# [Given request]
Scan the records below. List lines holding "this".
======== Information shown
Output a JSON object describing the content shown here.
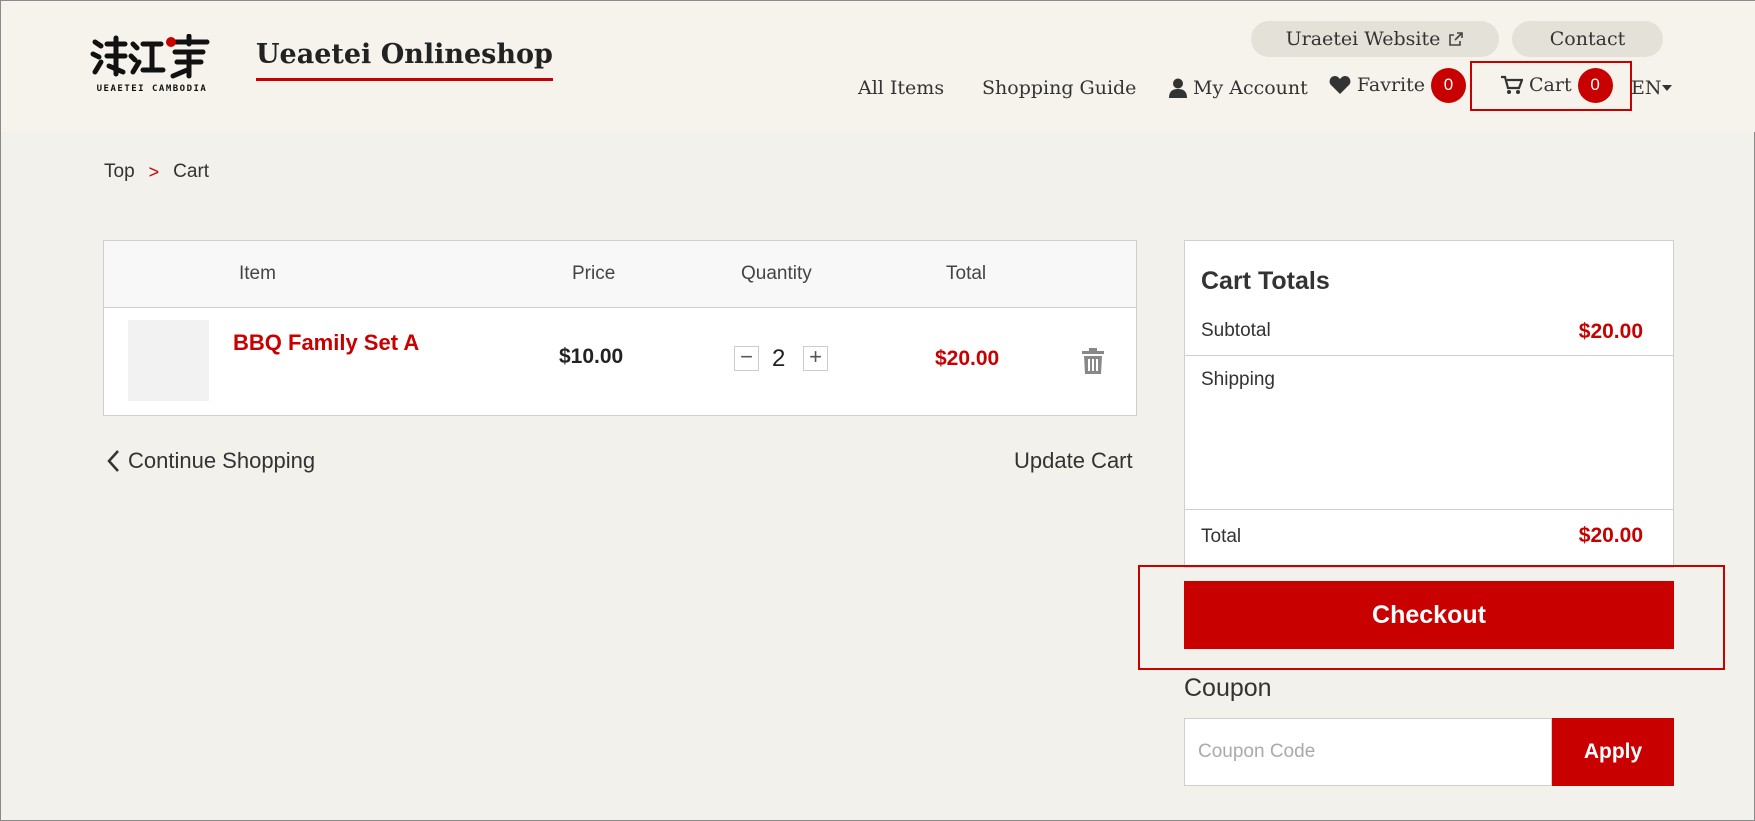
{
  "header": {
    "logo_alt": "UEAETEI CAMBODIA",
    "logo_colors": {
      "ink": "#111111",
      "accent": "#c80000"
    },
    "shop_title": "Ueaetei Onlineshop",
    "website_label": "Uraetei Website",
    "contact_label": "Contact",
    "nav": {
      "all_items": "All Items",
      "shopping_guide": "Shopping Guide",
      "my_account": "My Account",
      "favorite": "Favrite",
      "favorite_count": "0",
      "cart": "Cart",
      "cart_count": "0",
      "language": "EN"
    }
  },
  "breadcrumb": {
    "top": "Top",
    "separator": ">",
    "current": "Cart"
  },
  "cart_table": {
    "headers": {
      "item": "Item",
      "price": "Price",
      "quantity": "Quantity",
      "total": "Total"
    },
    "items": [
      {
        "name": "BBQ Family Set A",
        "price": "$10.00",
        "quantity": "2",
        "total": "$20.00"
      }
    ]
  },
  "actions": {
    "continue_shopping": "Continue Shopping",
    "update_cart": "Update Cart"
  },
  "totals": {
    "title": "Cart Totals",
    "subtotal_label": "Subtotal",
    "subtotal_value": "$20.00",
    "shipping_label": "Shipping",
    "total_label": "Total",
    "total_value": "$20.00",
    "checkout_label": "Checkout"
  },
  "coupon": {
    "label": "Coupon",
    "placeholder": "Coupon Code",
    "apply_label": "Apply"
  },
  "colors": {
    "accent": "#c80000",
    "background": "#f3f1ec"
  }
}
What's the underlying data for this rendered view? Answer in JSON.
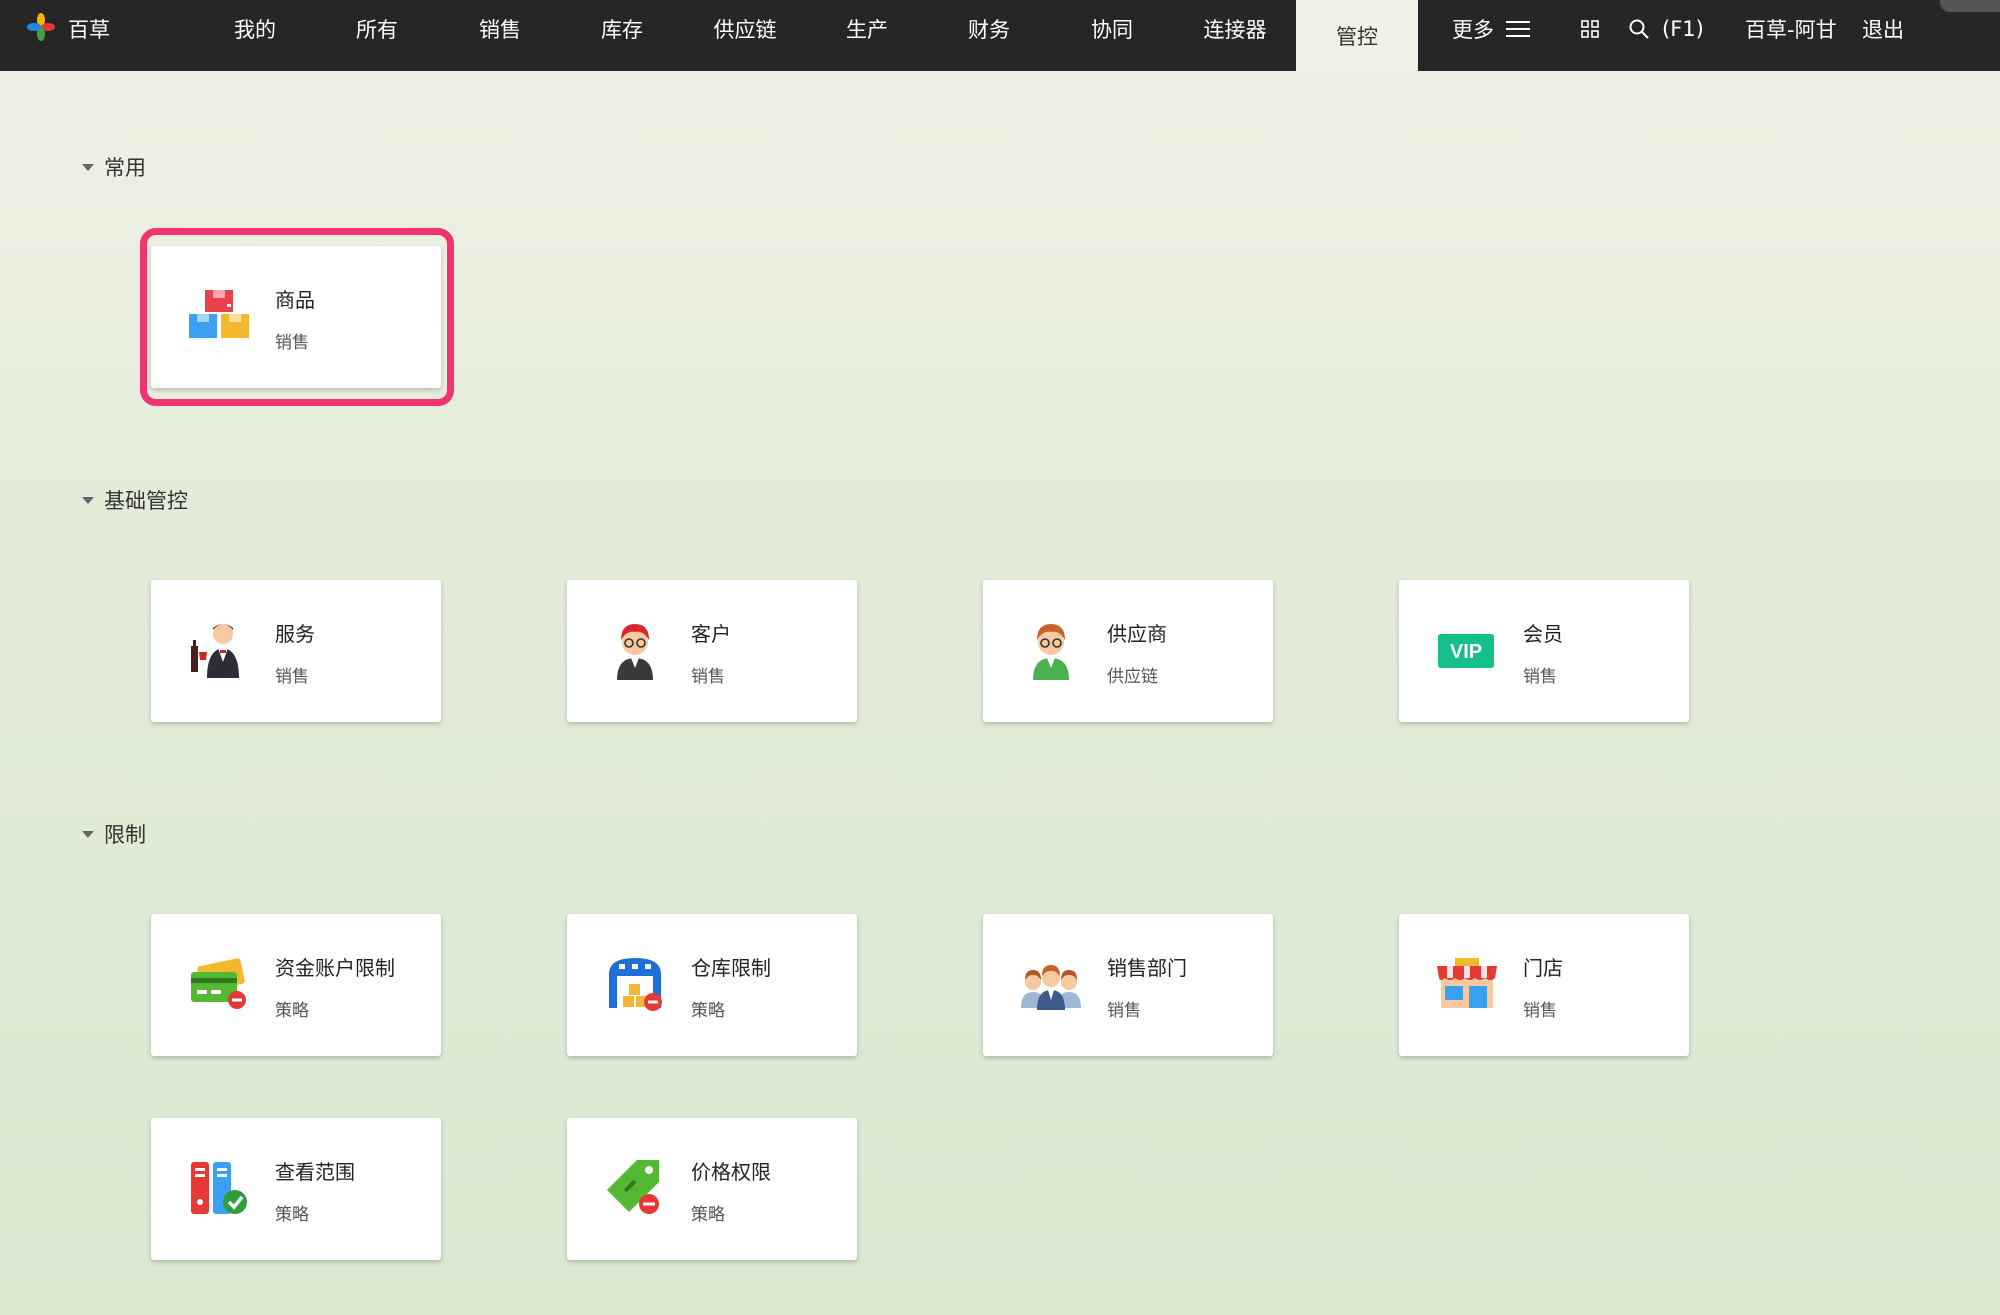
{
  "app": {
    "name": "百草"
  },
  "nav": {
    "items": [
      {
        "label": "我的"
      },
      {
        "label": "所有"
      },
      {
        "label": "销售"
      },
      {
        "label": "库存"
      },
      {
        "label": "供应链"
      },
      {
        "label": "生产"
      },
      {
        "label": "财务"
      },
      {
        "label": "协同"
      },
      {
        "label": "连接器"
      },
      {
        "label": "管控",
        "active": true
      }
    ],
    "more_label": "更多",
    "search_label": "(F1)",
    "user_label": "百草-阿甘",
    "logout_label": "退出"
  },
  "sections": [
    {
      "label": "常用",
      "cards": [
        {
          "title": "商品",
          "subtitle": "销售",
          "icon": "product-boxes-icon",
          "highlighted": true
        }
      ]
    },
    {
      "label": "基础管控",
      "cards": [
        {
          "title": "服务",
          "subtitle": "销售",
          "icon": "waiter-icon"
        },
        {
          "title": "客户",
          "subtitle": "销售",
          "icon": "customer-avatar-icon"
        },
        {
          "title": "供应商",
          "subtitle": "供应链",
          "icon": "supplier-avatar-icon"
        },
        {
          "title": "会员",
          "subtitle": "销售",
          "icon": "vip-badge-icon",
          "icon_text": "VIP"
        }
      ]
    },
    {
      "label": "限制",
      "cards": [
        {
          "title": "资金账户限制",
          "subtitle": "策略",
          "icon": "card-restrict-icon"
        },
        {
          "title": "仓库限制",
          "subtitle": "策略",
          "icon": "warehouse-restrict-icon"
        },
        {
          "title": "销售部门",
          "subtitle": "销售",
          "icon": "team-icon"
        },
        {
          "title": "门店",
          "subtitle": "销售",
          "icon": "store-icon"
        },
        {
          "title": "查看范围",
          "subtitle": "策略",
          "icon": "files-check-icon"
        },
        {
          "title": "价格权限",
          "subtitle": "策略",
          "icon": "price-tag-restrict-icon"
        }
      ]
    }
  ],
  "colors": {
    "topbar": "#262626",
    "highlight": "#f03470",
    "vip": "#14c08a"
  }
}
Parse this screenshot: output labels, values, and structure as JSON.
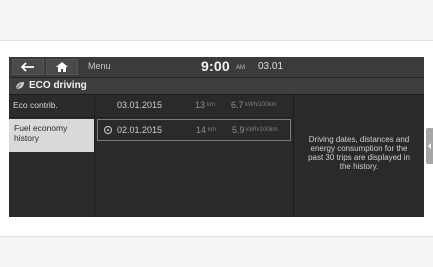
{
  "statusbar": {
    "menu_label": "Menu",
    "time": "9:00",
    "ampm": "AM",
    "date": "03.01"
  },
  "title": "ECO driving",
  "sidebar": {
    "items": [
      {
        "label": "Eco contrib.",
        "selected": false
      },
      {
        "label": "Fuel economy\nhistory",
        "selected": true
      }
    ]
  },
  "trips": [
    {
      "date": "03.01.2015",
      "distance": "13",
      "distance_unit": "km",
      "consumption": "6.7",
      "consumption_unit": "kWh/100km",
      "selected": false
    },
    {
      "date": "02.01.2015",
      "distance": "14",
      "distance_unit": "km",
      "consumption": "5.9",
      "consumption_unit": "kWh/100km",
      "selected": true
    }
  ],
  "info_text": "Driving dates, distances and energy consumption for the past 30 trips are displayed in the history.",
  "icons": {
    "back": "back-arrow-icon",
    "home": "home-icon",
    "eco": "eco-leaf-icon",
    "handle": "side-panel-handle-icon"
  },
  "colors": {
    "screen_bg": "#2a2a2a",
    "selected_tab_bg": "#d9d9d9",
    "text_light": "#cfcfcf"
  }
}
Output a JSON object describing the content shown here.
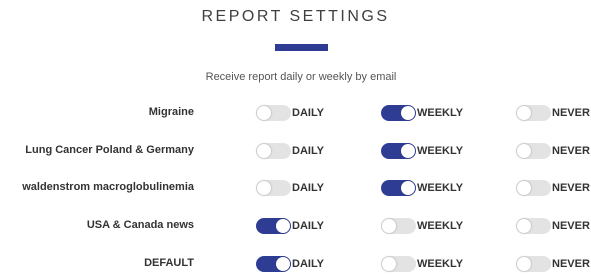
{
  "header": {
    "title": "REPORT SETTINGS",
    "subtitle": "Receive report daily or weekly by email"
  },
  "colors": {
    "accent": "#2e3d93",
    "toggle_on": "#2e3d93",
    "toggle_off": "#e3e3e3"
  },
  "options": [
    "DAILY",
    "WEEKLY",
    "NEVER"
  ],
  "rows": [
    {
      "label": "Migraine",
      "selected": "WEEKLY"
    },
    {
      "label": "Lung Cancer Poland & Germany",
      "selected": "WEEKLY"
    },
    {
      "label": "waldenstrom macroglobulinemia",
      "selected": "WEEKLY"
    },
    {
      "label": "USA & Canada news",
      "selected": "DAILY"
    },
    {
      "label": "DEFAULT",
      "selected": "DAILY"
    }
  ]
}
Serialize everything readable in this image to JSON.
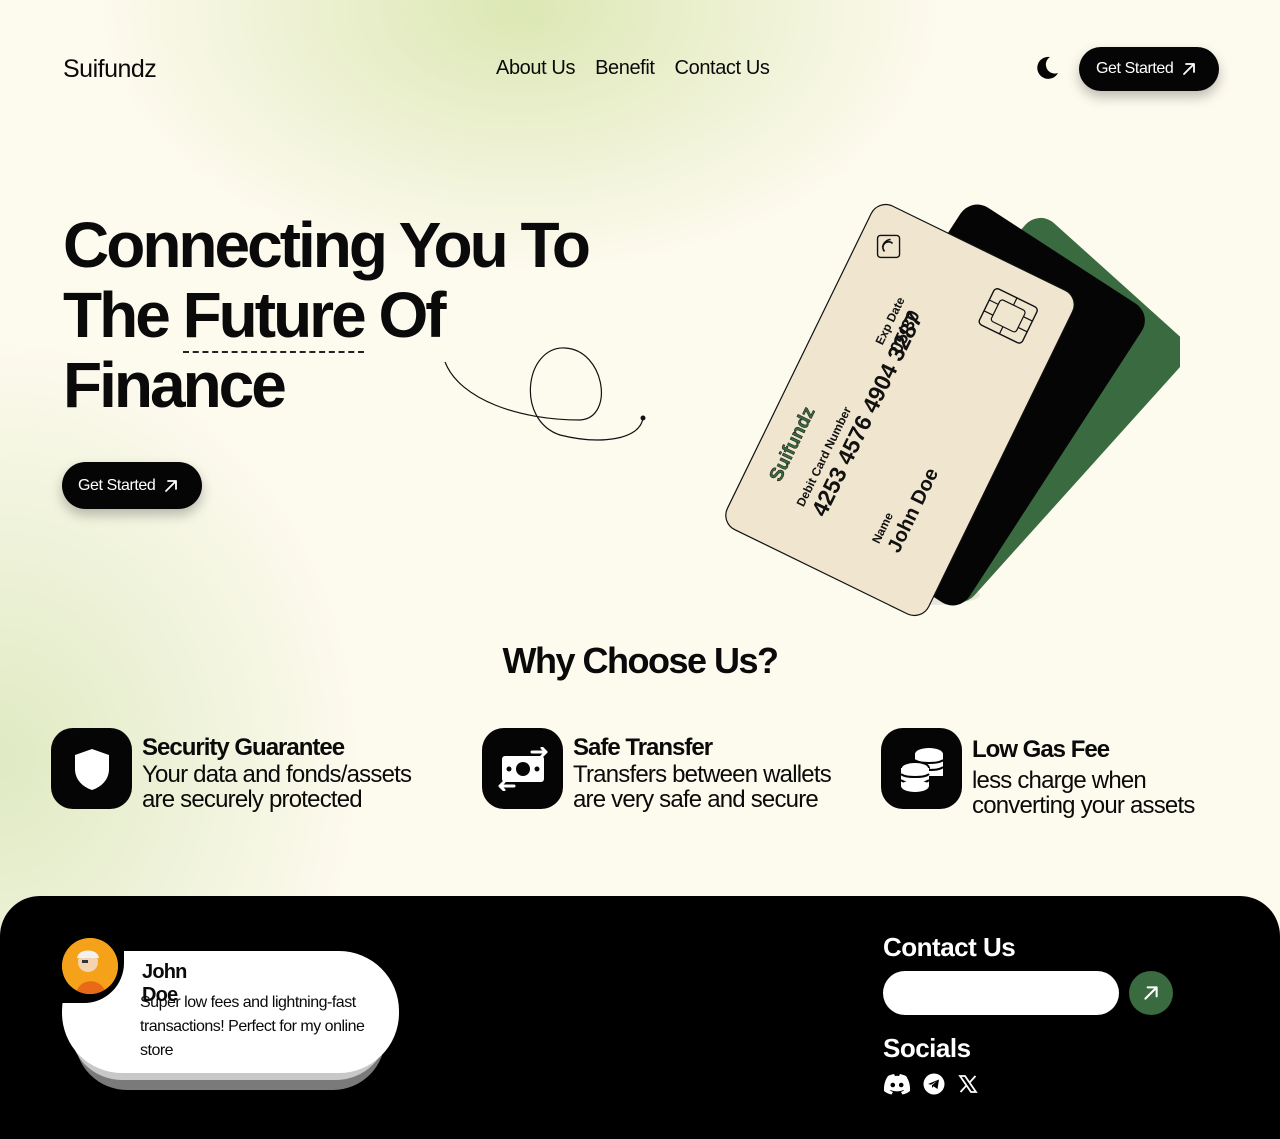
{
  "header": {
    "brand": "Suifundz",
    "nav": [
      "About Us",
      "Benefit",
      "Contact Us"
    ],
    "theme_toggle_icon": "moon-icon",
    "cta_label": "Get Started"
  },
  "hero": {
    "title_line1": "Connecting You To",
    "title_line2a": "The ",
    "title_line2b": "Future",
    "title_line2c": " Of",
    "title_line3": "Finance",
    "cta_label": "Get Started"
  },
  "card": {
    "brand": "Suifundz",
    "number_label": "Debit Card Number",
    "number": "4253 4576 4904 3287",
    "exp_label": "Exp Date",
    "exp": "05/30",
    "name_label": "Name",
    "name": "John Doe",
    "colors": {
      "front": "#f0e6cf",
      "middle": "#050505",
      "back": "#3a6a3f",
      "brand": "#3a6a3f"
    }
  },
  "why": {
    "title": "Why Choose  Us?",
    "features": [
      {
        "icon": "shield-icon",
        "title": "Security  Guarantee",
        "desc1": "Your data and fonds/assets",
        "desc2": "are securely protected"
      },
      {
        "icon": "money-transfer-icon",
        "title": "Safe Transfer",
        "desc1": "Transfers between wallets",
        "desc2": "are very safe and secure"
      },
      {
        "icon": "coins-icon",
        "title": "Low Gas Fee",
        "desc1": "less charge when",
        "desc2": "converting your assets"
      }
    ]
  },
  "footer": {
    "review": {
      "name": "John Doe",
      "text": "Super low fees and lightning-fast transactions! Perfect for my online store"
    },
    "contact_title": "Contact Us",
    "contact_value": "",
    "socials_title": "Socials",
    "socials": [
      "discord-icon",
      "telegram-icon",
      "x-icon"
    ]
  },
  "colors": {
    "accent_green": "#3a6a3f",
    "background": "#fdfaee",
    "dark": "#050505"
  }
}
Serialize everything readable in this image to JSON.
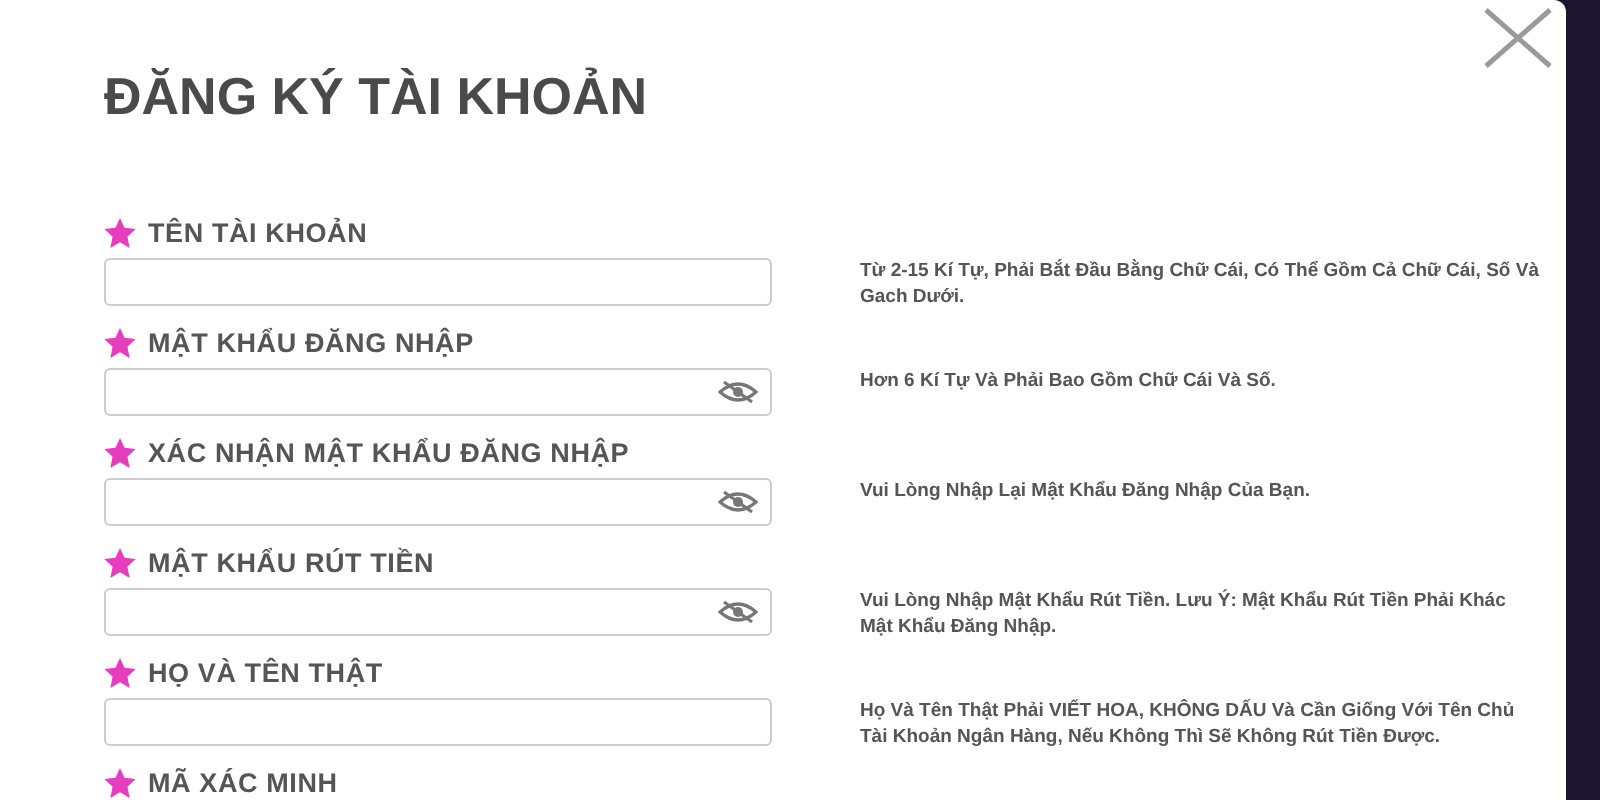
================
# [Task result]
What's the underlying data for this rendered view? Answer in JSON.
Parse this screenshot: output labels, values, and structure as JSON.
Serialize everything readable in this image to JSON.
Serialize everything readable in this image to JSON.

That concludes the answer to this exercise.